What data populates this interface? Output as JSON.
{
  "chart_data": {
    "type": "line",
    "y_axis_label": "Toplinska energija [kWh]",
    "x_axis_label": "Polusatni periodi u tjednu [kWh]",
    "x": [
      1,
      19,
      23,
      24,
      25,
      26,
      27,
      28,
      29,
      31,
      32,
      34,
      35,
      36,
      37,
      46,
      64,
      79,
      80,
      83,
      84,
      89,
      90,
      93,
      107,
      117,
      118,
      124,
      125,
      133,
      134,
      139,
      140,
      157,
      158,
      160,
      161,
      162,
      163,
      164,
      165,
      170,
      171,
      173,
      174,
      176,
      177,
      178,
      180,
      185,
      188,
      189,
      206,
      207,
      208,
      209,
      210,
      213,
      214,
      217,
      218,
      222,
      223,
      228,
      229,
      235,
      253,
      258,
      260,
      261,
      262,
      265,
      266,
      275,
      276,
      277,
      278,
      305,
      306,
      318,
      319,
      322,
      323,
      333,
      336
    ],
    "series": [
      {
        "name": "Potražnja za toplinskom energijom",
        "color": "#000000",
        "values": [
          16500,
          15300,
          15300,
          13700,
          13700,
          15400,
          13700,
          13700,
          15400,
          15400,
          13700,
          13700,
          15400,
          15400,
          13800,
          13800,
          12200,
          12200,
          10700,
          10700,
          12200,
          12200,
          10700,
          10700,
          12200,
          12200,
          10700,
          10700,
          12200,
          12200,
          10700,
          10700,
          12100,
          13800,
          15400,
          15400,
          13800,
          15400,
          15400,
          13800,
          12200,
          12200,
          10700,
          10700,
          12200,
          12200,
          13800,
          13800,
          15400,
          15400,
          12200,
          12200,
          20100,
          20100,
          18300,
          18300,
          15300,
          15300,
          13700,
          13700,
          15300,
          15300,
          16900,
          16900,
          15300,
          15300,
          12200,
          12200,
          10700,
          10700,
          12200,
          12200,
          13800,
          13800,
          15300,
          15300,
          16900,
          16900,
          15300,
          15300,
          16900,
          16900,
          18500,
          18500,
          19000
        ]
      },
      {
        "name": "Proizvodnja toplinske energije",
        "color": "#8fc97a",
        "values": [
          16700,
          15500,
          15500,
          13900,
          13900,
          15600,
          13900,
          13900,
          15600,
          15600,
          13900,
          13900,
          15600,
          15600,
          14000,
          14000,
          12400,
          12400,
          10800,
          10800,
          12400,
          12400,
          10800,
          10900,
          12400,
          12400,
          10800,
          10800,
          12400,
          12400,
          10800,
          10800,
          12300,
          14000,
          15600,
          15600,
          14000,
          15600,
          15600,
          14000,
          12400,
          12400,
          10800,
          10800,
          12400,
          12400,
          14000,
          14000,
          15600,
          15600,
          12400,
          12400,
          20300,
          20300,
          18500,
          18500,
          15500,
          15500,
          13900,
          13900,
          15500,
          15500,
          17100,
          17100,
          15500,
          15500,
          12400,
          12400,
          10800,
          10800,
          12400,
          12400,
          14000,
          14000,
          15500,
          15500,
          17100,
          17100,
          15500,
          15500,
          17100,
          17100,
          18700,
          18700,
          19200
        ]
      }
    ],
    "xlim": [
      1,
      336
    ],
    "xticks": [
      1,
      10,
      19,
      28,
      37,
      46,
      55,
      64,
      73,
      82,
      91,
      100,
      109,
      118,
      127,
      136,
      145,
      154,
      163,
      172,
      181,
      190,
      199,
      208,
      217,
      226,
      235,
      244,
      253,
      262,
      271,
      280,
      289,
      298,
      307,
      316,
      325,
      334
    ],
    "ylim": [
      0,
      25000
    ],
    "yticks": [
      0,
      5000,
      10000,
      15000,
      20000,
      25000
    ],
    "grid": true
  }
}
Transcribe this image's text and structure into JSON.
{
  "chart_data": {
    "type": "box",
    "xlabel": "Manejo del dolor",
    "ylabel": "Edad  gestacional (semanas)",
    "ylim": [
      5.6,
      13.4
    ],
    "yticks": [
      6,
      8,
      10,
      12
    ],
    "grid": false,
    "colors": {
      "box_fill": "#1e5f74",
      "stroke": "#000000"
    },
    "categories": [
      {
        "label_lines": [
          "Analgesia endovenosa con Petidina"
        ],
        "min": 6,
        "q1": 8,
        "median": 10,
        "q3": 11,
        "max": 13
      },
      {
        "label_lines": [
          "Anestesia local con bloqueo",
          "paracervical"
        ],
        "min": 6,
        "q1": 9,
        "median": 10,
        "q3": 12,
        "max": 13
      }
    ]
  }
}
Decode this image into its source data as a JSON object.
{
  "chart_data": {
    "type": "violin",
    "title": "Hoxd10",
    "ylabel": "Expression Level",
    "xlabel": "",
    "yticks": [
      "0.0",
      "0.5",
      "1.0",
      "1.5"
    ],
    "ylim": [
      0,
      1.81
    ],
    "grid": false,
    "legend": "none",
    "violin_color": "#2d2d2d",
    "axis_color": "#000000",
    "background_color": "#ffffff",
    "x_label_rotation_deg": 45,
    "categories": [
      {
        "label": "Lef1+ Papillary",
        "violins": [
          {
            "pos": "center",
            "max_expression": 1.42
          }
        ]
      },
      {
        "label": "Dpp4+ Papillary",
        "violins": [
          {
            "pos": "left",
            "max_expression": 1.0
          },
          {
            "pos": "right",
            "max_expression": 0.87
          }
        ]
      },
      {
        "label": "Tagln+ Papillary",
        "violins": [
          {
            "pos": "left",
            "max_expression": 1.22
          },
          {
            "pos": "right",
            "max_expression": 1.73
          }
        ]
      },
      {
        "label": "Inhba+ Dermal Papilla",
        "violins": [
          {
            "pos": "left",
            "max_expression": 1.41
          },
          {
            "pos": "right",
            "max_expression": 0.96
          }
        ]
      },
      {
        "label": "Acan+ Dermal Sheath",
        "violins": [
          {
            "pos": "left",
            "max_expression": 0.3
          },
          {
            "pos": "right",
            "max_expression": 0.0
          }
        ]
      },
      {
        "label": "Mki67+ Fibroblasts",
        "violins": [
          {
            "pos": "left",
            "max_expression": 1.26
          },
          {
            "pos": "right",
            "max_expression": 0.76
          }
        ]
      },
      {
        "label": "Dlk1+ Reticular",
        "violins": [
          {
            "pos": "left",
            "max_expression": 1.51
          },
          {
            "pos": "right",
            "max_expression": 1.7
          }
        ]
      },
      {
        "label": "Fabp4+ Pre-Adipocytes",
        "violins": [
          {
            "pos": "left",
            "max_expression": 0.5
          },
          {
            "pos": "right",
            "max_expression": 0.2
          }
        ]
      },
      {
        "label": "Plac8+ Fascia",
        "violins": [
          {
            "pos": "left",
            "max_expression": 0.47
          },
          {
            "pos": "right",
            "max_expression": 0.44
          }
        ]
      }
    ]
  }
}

#### [STATED PROBLEM]
All of the entries must be written out exactly as they stand.

#### [RESPONSE BELOW]
What data populates this interface? Output as JSON.
{
  "chart_data": {
    "type": "line",
    "y_axis_label": "Toplinska energija [kWh]",
    "x_axis_label": "Polusatni periodi u tjednu [kWh]",
    "x": [
      1,
      19,
      23,
      24,
      25,
      26,
      27,
      28,
      29,
      31,
      32,
      34,
      35,
      36,
      37,
      46,
      64,
      79,
      80,
      83,
      84,
      89,
      90,
      93,
      107,
      117,
      118,
      124,
      125,
      133,
      134,
      139,
      140,
      157,
      158,
      160,
      161,
      162,
      163,
      164,
      165,
      170,
      171,
      173,
      174,
      176,
      177,
      178,
      180,
      185,
      188,
      189,
      206,
      207,
      208,
      209,
      210,
      213,
      214,
      217,
      218,
      222,
      223,
      228,
      229,
      235,
      253,
      258,
      260,
      261,
      262,
      265,
      266,
      275,
      276,
      277,
      278,
      305,
      306,
      318,
      319,
      322,
      323,
      333,
      336
    ],
    "series": [
      {
        "name": "Potražnja za toplinskom energijom",
        "color": "#000000",
        "values": [
          16500,
          15300,
          15300,
          13700,
          13700,
          15400,
          13700,
          13700,
          15400,
          15400,
          13700,
          13700,
          15400,
          15400,
          13800,
          13800,
          12200,
          12200,
          10700,
          10700,
          12200,
          12200,
          10700,
          10700,
          12200,
          12200,
          10700,
          10700,
          12200,
          12200,
          10700,
          10700,
          12100,
          13800,
          15400,
          15400,
          13800,
          15400,
          15400,
          13800,
          12200,
          12200,
          10700,
          10700,
          12200,
          12200,
          13800,
          13800,
          15400,
          15400,
          12200,
          12200,
          20100,
          20100,
          18300,
          18300,
          15300,
          15300,
          13700,
          13700,
          15300,
          15300,
          16900,
          16900,
          15300,
          15300,
          12200,
          12200,
          10700,
          10700,
          12200,
          12200,
          13800,
          13800,
          15300,
          15300,
          16900,
          16900,
          15300,
          15300,
          16900,
          16900,
          18500,
          18500,
          19000
        ]
      },
      {
        "name": "Proizvodnja toplinske energije",
        "color": "#8fc97a",
        "values": [
          16700,
          15500,
          15500,
          13900,
          13900,
          15600,
          13900,
          13900,
          15600,
          15600,
          13900,
          13900,
          15600,
          15600,
          14000,
          14000,
          12400,
          12400,
          10800,
          10800,
          12400,
          12400,
          10800,
          10900,
          12400,
          12400,
          10800,
          10800,
          12400,
          12400,
          10800,
          10800,
          12300,
          14000,
          15600,
          15600,
          14000,
          15600,
          15600,
          14000,
          12400,
          12400,
          10800,
          10800,
          12400,
          12400,
          14000,
          14000,
          15600,
          15600,
          12400,
          12400,
          20300,
          20300,
          18500,
          18500,
          15500,
          15500,
          13900,
          13900,
          15500,
          15500,
          17100,
          17100,
          15500,
          15500,
          12400,
          12400,
          10800,
          10800,
          12400,
          12400,
          14000,
          14000,
          15500,
          15500,
          17100,
          17100,
          15500,
          15500,
          17100,
          17100,
          18700,
          18700,
          19200
        ]
      }
    ],
    "xlim": [
      1,
      336
    ],
    "xticks": [
      1,
      10,
      19,
      28,
      37,
      46,
      55,
      64,
      73,
      82,
      91,
      100,
      109,
      118,
      127,
      136,
      145,
      154,
      163,
      172,
      181,
      190,
      199,
      208,
      217,
      226,
      235,
      244,
      253,
      262,
      271,
      280,
      289,
      298,
      307,
      316,
      325,
      334
    ],
    "ylim": [
      0,
      25000
    ],
    "yticks": [
      0,
      5000,
      10000,
      15000,
      20000,
      25000
    ],
    "grid": true
  }
}
Transcribe this image's text and structure into JSON.
{
  "chart_data": {
    "type": "box",
    "xlabel": "Manejo del dolor",
    "ylabel": "Edad  gestacional (semanas)",
    "ylim": [
      5.6,
      13.4
    ],
    "yticks": [
      6,
      8,
      10,
      12
    ],
    "grid": false,
    "colors": {
      "box_fill": "#1e5f74",
      "stroke": "#000000"
    },
    "categories": [
      {
        "label_lines": [
          "Analgesia endovenosa con Petidina"
        ],
        "min": 6,
        "q1": 8,
        "median": 10,
        "q3": 11,
        "max": 13
      },
      {
        "label_lines": [
          "Anestesia local con bloqueo",
          "paracervical"
        ],
        "min": 6,
        "q1": 9,
        "median": 10,
        "q3": 12,
        "max": 13
      }
    ]
  }
}
Decode this image into its source data as a JSON object.
{
  "chart_data": {
    "type": "violin",
    "title": "Hoxd10",
    "ylabel": "Expression Level",
    "xlabel": "",
    "yticks": [
      "0.0",
      "0.5",
      "1.0",
      "1.5"
    ],
    "ylim": [
      0,
      1.81
    ],
    "grid": false,
    "legend": "none",
    "violin_color": "#2d2d2d",
    "axis_color": "#000000",
    "background_color": "#ffffff",
    "x_label_rotation_deg": 45,
    "categories": [
      {
        "label": "Lef1+ Papillary",
        "violins": [
          {
            "pos": "center",
            "max_expression": 1.42
          }
        ]
      },
      {
        "label": "Dpp4+ Papillary",
        "violins": [
          {
            "pos": "left",
            "max_expression": 1.0
          },
          {
            "pos": "right",
            "max_expression": 0.87
          }
        ]
      },
      {
        "label": "Tagln+ Papillary",
        "violins": [
          {
            "pos": "left",
            "max_expression": 1.22
          },
          {
            "pos": "right",
            "max_expression": 1.73
          }
        ]
      },
      {
        "label": "Inhba+ Dermal Papilla",
        "violins": [
          {
            "pos": "left",
            "max_expression": 1.41
          },
          {
            "pos": "right",
            "max_expression": 0.96
          }
        ]
      },
      {
        "label": "Acan+ Dermal Sheath",
        "violins": [
          {
            "pos": "left",
            "max_expression": 0.3
          },
          {
            "pos": "right",
            "max_expression": 0.0
          }
        ]
      },
      {
        "label": "Mki67+ Fibroblasts",
        "violins": [
          {
            "pos": "left",
            "max_expression": 1.26
          },
          {
            "pos": "right",
            "max_expression": 0.76
          }
        ]
      },
      {
        "label": "Dlk1+ Reticular",
        "violins": [
          {
            "pos": "left",
            "max_expression": 1.51
          },
          {
            "pos": "right",
            "max_expression": 1.7
          }
        ]
      },
      {
        "label": "Fabp4+ Pre-Adipocytes",
        "violins": [
          {
            "pos": "left",
            "max_expression": 0.5
          },
          {
            "pos": "right",
            "max_expression": 0.2
          }
        ]
      },
      {
        "label": "Plac8+ Fascia",
        "violins": [
          {
            "pos": "left",
            "max_expression": 0.47
          },
          {
            "pos": "right",
            "max_expression": 0.44
          }
        ]
      }
    ]
  }
}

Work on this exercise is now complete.